**TASKS TO COMPLETE:**
1. Rewrite the passage about Rox's community work starting at "Rox is perhaps" and ending at "most marginalized people.", substituting "Saint Paul" for "Minneapolis".
2. Extend the profile of the Minneapolis organizer Rox with a few more paragraphs, picking up after its final sentence.

[start SELECTED EXCERPT]

Rox is perhaps best known for helping build the Power to the People stage at the Pride festival in Minneapolis and operating the now-closed Café Southside, once described as a "radical community hub" for queer Black and brown people.

But they’ve played a part in numerous LGBTQ+ organizations and happenings across Minneapolis over decades — organizing around HIV/AIDS prevention, advocating for mental health care and culturally responsive housing for queer youth, amplifying trans voices — always with the goal of creating safer spaces for the most marginalized people.

Rox talks a lot about space. A space for weddings and funerals. Space to connect with all the needed social services. To find joy and health. Best practices on such spaces were their research focus as a 2018 Bush Fellow.

It's part of what brought them to Minneapolis in the first place. In 1991, they said the city offered opportunity — a stability in jobs for Black people and a welcoming community of friends.

"I think mostly we chose Minneapolis because we had people here and I think that that's the same thing as an LGBT center. People go places where they're loved, where people will care for them, where people are excited to see them," they said.

[end SELECTED EXCERPT]
[start EXTRACTED INFORMATION]

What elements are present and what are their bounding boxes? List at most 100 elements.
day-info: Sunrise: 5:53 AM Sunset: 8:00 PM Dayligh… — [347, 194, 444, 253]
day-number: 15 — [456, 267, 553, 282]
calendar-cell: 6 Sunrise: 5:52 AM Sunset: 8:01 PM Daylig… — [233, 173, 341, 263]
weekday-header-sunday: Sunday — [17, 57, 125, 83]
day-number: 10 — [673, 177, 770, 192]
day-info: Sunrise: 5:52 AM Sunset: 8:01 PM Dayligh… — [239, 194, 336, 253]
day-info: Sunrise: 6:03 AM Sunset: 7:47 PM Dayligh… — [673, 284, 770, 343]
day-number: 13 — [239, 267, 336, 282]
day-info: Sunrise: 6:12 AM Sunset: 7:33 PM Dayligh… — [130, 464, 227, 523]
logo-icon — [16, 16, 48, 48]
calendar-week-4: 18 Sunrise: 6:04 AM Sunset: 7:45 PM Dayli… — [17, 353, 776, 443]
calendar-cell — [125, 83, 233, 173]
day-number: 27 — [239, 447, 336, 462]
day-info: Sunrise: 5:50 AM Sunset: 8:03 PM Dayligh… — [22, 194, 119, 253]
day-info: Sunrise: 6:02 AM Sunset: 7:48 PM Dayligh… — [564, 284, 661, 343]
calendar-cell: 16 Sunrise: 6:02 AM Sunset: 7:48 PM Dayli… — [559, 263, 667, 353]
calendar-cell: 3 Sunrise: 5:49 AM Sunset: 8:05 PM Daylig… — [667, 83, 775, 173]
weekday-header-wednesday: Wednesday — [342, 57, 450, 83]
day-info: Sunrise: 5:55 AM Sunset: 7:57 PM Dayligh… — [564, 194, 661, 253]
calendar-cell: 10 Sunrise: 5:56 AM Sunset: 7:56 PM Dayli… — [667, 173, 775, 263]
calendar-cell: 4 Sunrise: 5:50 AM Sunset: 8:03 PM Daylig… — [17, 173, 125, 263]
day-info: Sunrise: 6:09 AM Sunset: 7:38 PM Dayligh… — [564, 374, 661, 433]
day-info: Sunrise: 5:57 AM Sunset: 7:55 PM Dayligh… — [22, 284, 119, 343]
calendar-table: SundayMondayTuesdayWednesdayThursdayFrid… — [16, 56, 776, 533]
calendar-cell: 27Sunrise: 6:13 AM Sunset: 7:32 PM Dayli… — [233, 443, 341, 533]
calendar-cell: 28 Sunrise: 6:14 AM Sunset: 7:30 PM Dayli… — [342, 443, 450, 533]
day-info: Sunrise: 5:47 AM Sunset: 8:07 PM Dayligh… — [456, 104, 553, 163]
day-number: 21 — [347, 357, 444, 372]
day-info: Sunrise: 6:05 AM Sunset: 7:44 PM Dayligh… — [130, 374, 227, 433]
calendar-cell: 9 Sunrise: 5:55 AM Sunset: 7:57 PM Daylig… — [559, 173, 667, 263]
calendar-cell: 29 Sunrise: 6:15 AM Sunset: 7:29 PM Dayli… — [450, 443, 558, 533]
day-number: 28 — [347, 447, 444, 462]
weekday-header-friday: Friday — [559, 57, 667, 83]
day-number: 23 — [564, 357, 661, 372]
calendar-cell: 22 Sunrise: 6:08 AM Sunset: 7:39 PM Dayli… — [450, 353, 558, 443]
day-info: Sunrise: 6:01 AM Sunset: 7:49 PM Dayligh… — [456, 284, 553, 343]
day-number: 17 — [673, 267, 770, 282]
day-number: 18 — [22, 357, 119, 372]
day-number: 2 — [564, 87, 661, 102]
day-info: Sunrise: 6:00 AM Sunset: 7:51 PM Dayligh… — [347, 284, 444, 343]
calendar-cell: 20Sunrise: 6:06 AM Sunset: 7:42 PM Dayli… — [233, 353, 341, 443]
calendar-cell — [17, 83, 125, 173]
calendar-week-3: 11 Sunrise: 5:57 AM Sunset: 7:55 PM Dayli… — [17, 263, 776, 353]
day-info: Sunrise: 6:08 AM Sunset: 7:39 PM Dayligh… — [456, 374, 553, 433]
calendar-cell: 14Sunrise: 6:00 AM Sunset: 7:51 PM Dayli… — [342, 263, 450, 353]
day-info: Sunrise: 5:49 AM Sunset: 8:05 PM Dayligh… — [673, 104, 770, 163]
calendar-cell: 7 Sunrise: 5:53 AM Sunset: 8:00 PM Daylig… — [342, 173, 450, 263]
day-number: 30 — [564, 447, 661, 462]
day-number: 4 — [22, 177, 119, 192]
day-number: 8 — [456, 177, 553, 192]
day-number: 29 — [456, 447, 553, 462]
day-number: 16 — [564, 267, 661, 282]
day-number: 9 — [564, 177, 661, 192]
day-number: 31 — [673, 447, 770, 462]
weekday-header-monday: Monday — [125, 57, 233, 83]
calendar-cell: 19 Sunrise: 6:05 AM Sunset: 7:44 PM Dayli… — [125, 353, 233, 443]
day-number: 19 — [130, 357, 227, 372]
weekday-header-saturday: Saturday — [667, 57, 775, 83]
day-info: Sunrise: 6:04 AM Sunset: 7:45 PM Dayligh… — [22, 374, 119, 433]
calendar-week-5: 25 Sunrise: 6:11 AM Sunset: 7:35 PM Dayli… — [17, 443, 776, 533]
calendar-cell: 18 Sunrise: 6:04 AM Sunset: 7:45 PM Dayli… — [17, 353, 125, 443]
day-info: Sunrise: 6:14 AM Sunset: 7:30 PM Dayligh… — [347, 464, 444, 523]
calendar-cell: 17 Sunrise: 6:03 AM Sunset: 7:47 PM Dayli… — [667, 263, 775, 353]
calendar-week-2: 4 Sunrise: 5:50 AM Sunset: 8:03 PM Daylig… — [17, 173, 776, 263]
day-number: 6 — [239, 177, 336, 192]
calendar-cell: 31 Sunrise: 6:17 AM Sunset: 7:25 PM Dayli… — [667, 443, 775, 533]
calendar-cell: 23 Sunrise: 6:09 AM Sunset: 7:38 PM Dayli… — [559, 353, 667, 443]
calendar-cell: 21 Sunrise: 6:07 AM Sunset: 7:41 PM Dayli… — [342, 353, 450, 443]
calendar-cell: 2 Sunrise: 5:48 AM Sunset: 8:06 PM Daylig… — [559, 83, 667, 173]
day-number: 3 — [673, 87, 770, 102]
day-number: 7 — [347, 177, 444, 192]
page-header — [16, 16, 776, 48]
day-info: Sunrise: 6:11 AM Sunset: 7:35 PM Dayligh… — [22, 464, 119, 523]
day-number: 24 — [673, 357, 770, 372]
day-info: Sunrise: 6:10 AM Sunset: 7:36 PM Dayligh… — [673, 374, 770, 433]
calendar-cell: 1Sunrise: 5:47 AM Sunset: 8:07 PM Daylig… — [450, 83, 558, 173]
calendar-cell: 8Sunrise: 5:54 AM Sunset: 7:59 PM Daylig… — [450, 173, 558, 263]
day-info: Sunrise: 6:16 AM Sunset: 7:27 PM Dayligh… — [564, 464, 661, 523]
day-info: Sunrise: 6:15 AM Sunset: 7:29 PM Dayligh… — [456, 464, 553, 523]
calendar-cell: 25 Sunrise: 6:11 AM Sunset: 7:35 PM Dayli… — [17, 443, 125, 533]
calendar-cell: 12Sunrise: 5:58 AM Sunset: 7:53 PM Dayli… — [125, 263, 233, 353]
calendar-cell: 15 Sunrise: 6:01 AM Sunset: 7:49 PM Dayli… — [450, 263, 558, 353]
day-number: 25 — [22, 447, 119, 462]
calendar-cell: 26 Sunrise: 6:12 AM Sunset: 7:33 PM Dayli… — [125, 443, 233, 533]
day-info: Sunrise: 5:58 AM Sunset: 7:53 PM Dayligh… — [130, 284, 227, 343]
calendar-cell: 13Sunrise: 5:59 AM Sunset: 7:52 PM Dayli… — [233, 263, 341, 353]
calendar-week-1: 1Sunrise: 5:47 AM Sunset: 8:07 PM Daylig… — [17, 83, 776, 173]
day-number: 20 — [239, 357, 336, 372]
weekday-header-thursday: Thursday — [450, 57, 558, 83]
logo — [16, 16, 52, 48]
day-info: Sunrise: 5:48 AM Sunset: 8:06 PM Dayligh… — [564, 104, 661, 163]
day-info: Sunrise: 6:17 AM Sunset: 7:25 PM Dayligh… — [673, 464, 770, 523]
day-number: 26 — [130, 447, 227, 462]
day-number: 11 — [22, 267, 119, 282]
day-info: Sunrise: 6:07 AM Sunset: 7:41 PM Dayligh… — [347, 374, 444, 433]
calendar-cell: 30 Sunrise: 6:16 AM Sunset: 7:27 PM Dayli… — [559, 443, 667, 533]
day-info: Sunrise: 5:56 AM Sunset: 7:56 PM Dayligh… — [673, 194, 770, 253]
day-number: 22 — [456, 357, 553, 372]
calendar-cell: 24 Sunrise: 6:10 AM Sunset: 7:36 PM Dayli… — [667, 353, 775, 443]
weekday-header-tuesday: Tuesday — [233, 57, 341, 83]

[end EXTRACTED INFORMATION]

**RESULTS FOR EACH TASK:**
1.
Rox is perhaps best known for helping build the Power to the People stage at the Pride festival in Saint Paul and operating the now-closed Café Southside, once described as a "radical community hub" for queer Black and brown people.

But they’ve played a part in numerous LGBTQ+ organizations and happenings across Saint Paul over decades — organizing around HIV/AIDS prevention, advocating for mental health care and culturally responsive housing for queer youth, amplifying trans voices — always with the goal of creating safer spaces for the most marginalized people.

2.
Editor's note: The following interview has been edited for length and clarity.

I am mid-50s. Genderqueer, dyke. I'm a parent. I'm an activist and organizer who's really interested in our liberation, ensuring that we have access to health and health care and fun.

I was born in Anderson, Indiana, where I was adopted into a white family who raised me very lovingly and gave me all the things that I needed. When I was in eighth grade or so, we moved to very rural Spencer, Indiana. I think that the population there's about 2,000. The impact for me growing up in that was a lot of racism, a lot of misogyny — the Ku Klux Klan literally rallied in their full regalia at one of the three stop lights in town.

My mom often went to the school to advocate for us, often tried to have those courageous conversations about, you know, what it means to be followed in the store. My parents were activists and organizers. They did stuff around tenants rights, they showed up for civil rights movement stuff, union stuff. I think that I have a little bit of that thing in me already from just being raised.

While that time in Indiana was really hard — I got called [the N-word] every day — it also formulated my drive. It empowered, encouraged, lubricated my drive to ensure my freedom and the freedom of people that are around me, that liberation of our spirit.

You can walk into any new city build from this point on in your life and there will be a gender-neutral bathroom. I think most people take that for granted and they don't know the amount of work that went into that.

That when MTHC [Minnesota Transgender Health Coalition] started, there were two doctors in the whole state that would write a prescription for your hormones.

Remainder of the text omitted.